Innsbrook-based firm drops $1.6M for half-acre in Scott’s Addition

Coined Scott’s Collection One, this five-story, 80-unit building at 3000 and 3008 W. Clay St. will be one of several apartment buildings developed by Henrico-based Capital Square. (510 Architects)

As it makes its first foray into from-scratch development, a local real estate firm has closed on the first piece of what’s planned to be three buildings, including an 11-story tower, in one of Richmond’s most sought-after neighborhoods.

Henrico-based Capital Square last month paid $1.6 million for a half-acre site at 2900 and 2904 W. Clay St., where it plans a five-story, 60-unit apartment building.

Louis Rogers (Submitted)

The firm, based in Innsbrook and run by founder and CEO Louis Rogers, is also under contract to purchase nearby 2911 W. Moore St., where an 11-story, 250-unit apartment building will rise as the tallest in the neighborhood, as well as 3000-3008 W. Clay St., which will house a five-story apartment building with 80 apartments and on-site parking.

The three projects, dubbed Scott’s Collection, are a $90 million undertaking that marks Capital Square’s initial push into development after years of acquiring existing apartment, office and retail properties using pooled funds from 1031 exchanges.

“The time for us to move forward with this is now, because Scott’s Addition – and much of the city – is on fire,” Rogers said. “Typically, we’re the ones to invest in such a project after it’s been developed and has been in business for a while, but given what’s happening in the market … We think it’s time to invest in the market.”

Capital Square has added to its ranks as it transitions into development.

Adam Stifel, a former Washington, D.C. developer with a knack for infill multifamily development, recently joined the firm to serve as its executive vice president of development. It also hired Jake Baum, a former business associate of Stifel’s development firm in Washington, as Capital Square’s development manager.

They’ll oversee the Scott’s Collection’s development, along with additional acquisitions across the region.

“We see (Scott’s Collection) as being a prototype of what we want to further invest in across the city, and cities similar to Richmond,” Stifel said. “We’re looking at places here, such as Manchester, and in other cities, like Raleigh and Washington, D.C., for similar deals.”

Scott’s Collection

The Truetimber Arborists site at 3008 W. Clay St. in Scott’s Addition will be razed and turned into a five-story, 80-unit apartment building. (J. Elias O’Neal)

Scott’s Collection One, to be built on the half-acre at 3000-3008 W. Clay St., will be the first of the three to begin construction, Rogers said. The property currently has a two-story home and a facility for Truetimber Arborists. Capital Square expects to close on that site next month and will spend $17 million to develop it. The property most recently was assessed by the city for about $1.1 million.

Next would come Scott’s Collection Two at the Clay Street site Capital Square bought July 18.
The half-acre site had been marketed as a potential food hall, but those plans never materialized. Three small existing structures will be razed to make way for the $13 million second phase. The properties most recently were assessed by the city for $1.1 million, according to city real estate records.

An assemblage of now vacant buildings, that was once slated to be a food hall, has been purchased by Capital Square for $1.6 million as part of its Scott’s Collection development. (J. Elias O’Neal)

Construction for both Scott’s Collections One and Two would begin around the end of the first quarter of 2020, taking about 12 to 18 months to complete, Stifel said.

^^^^

◆ Goal A
In the real estate article, what is the total cost of the three Scott’s Collection projects?
◆ Goal B
Output the entries as a Markdown table with columns n and Line, one row per line with its row number and no rows for blank lines. Start at the line containing "link-title: Web Portfolio [456,1217,638,1254]" and continue through the line containing "speaker-grille [450,380,537,398]", with nothing else.

Spatial annotation entries
^^^^

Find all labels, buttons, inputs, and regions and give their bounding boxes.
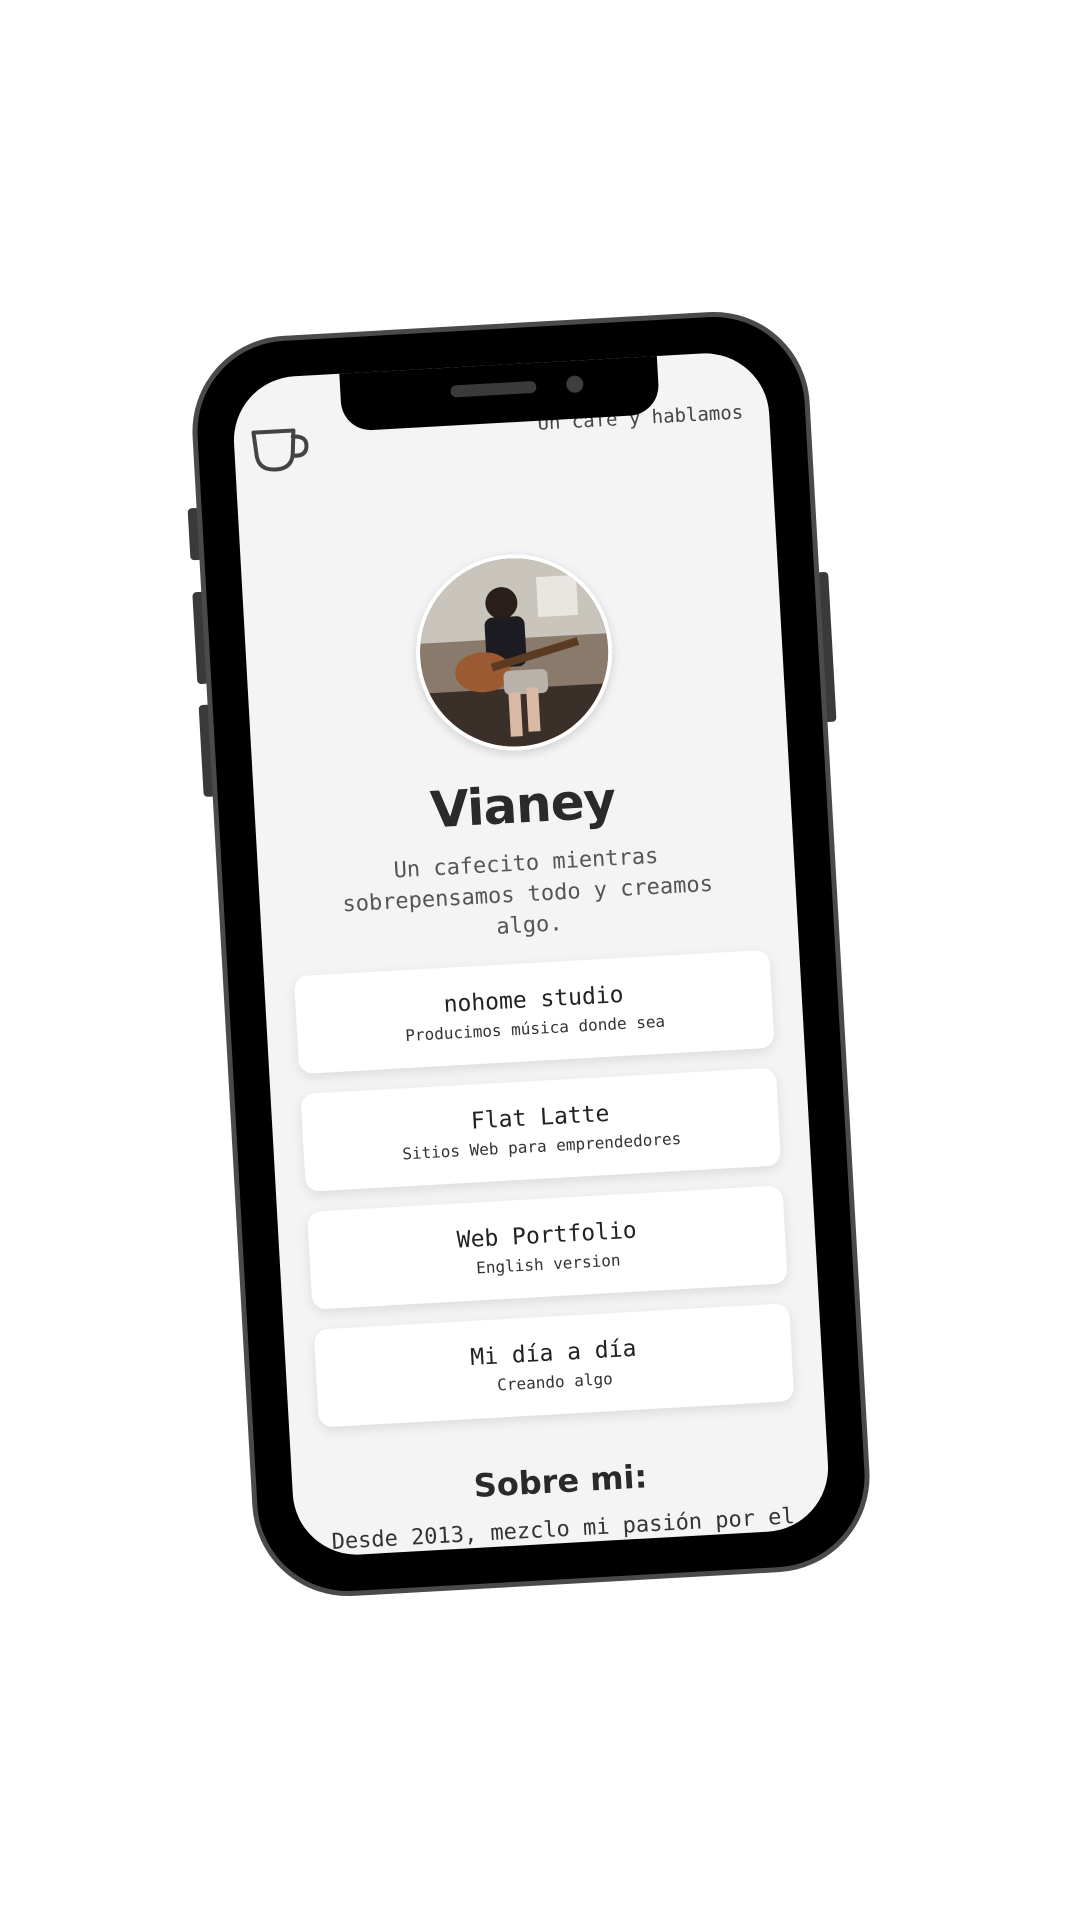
link-title: Web Portfolio [456,1217,638,1254]
link-card-nohome-studio[interactable]: nohome studio Producimos música donde se… [293,949,775,1075]
about-text: Desde 2013, mezclo mi pasión por el café… [331,1504,796,1559]
profile-name: Vianey [428,771,617,840]
speaker-grille [450,380,537,398]
avatar [410,549,618,756]
link-subtitle: Sitios Web para emprendedores [401,1128,682,1163]
front-camera [565,375,584,394]
link-card-web-portfolio[interactable]: Web Portfolio English version [307,1185,788,1310]
coffee-cup-icon[interactable] [247,423,316,477]
link-card-mi-dia-a-dia[interactable]: Mi día a día Creando algo [313,1303,795,1428]
phone-screen: Un café y hablamos Vianey Un cafecito mi… [230,349,832,1559]
link-card-flat-latte[interactable]: Flat Latte Sitios Web para emprendedores [300,1067,782,1192]
phone-frame: Un café y hablamos Vianey Un cafecito mi… [187,306,875,1602]
profile-content: Vianey Un cafecito mientras sobrepensamo… [241,540,831,1558]
link-list: nohome studio Producimos música donde se… [264,948,824,1429]
link-title: Flat Latte [470,1100,610,1135]
profile-bio: Un cafecito mientras sobrepensamos todo … [341,843,714,940]
link-title: nohome studio [442,981,625,1018]
link-subtitle: English version [475,1249,621,1278]
phone-mockup: Un café y hablamos Vianey Un cafecito mi… [187,306,875,1602]
link-title: Mi día a día [469,1335,637,1371]
link-subtitle: Creando algo [496,1368,614,1395]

^^^^

◆ Written solution A
$90 million

◆ Written solution B
| n | Line |
|---|---|
| 1 | link-title: Web Portfolio [456,1217,638,1254] |
| 2 | link-card-nohome-studio[interactable]: nohome studio Producimos música donde se… [293,949,775,1075] |
| 3 | about-text: Desde 2013, mezclo mi pasión por el café… [331,1504,796,1559] |
| 4 | profile-name: Vianey [428,771,617,840] |
| 5 | speaker-grille [450,380,537,398] |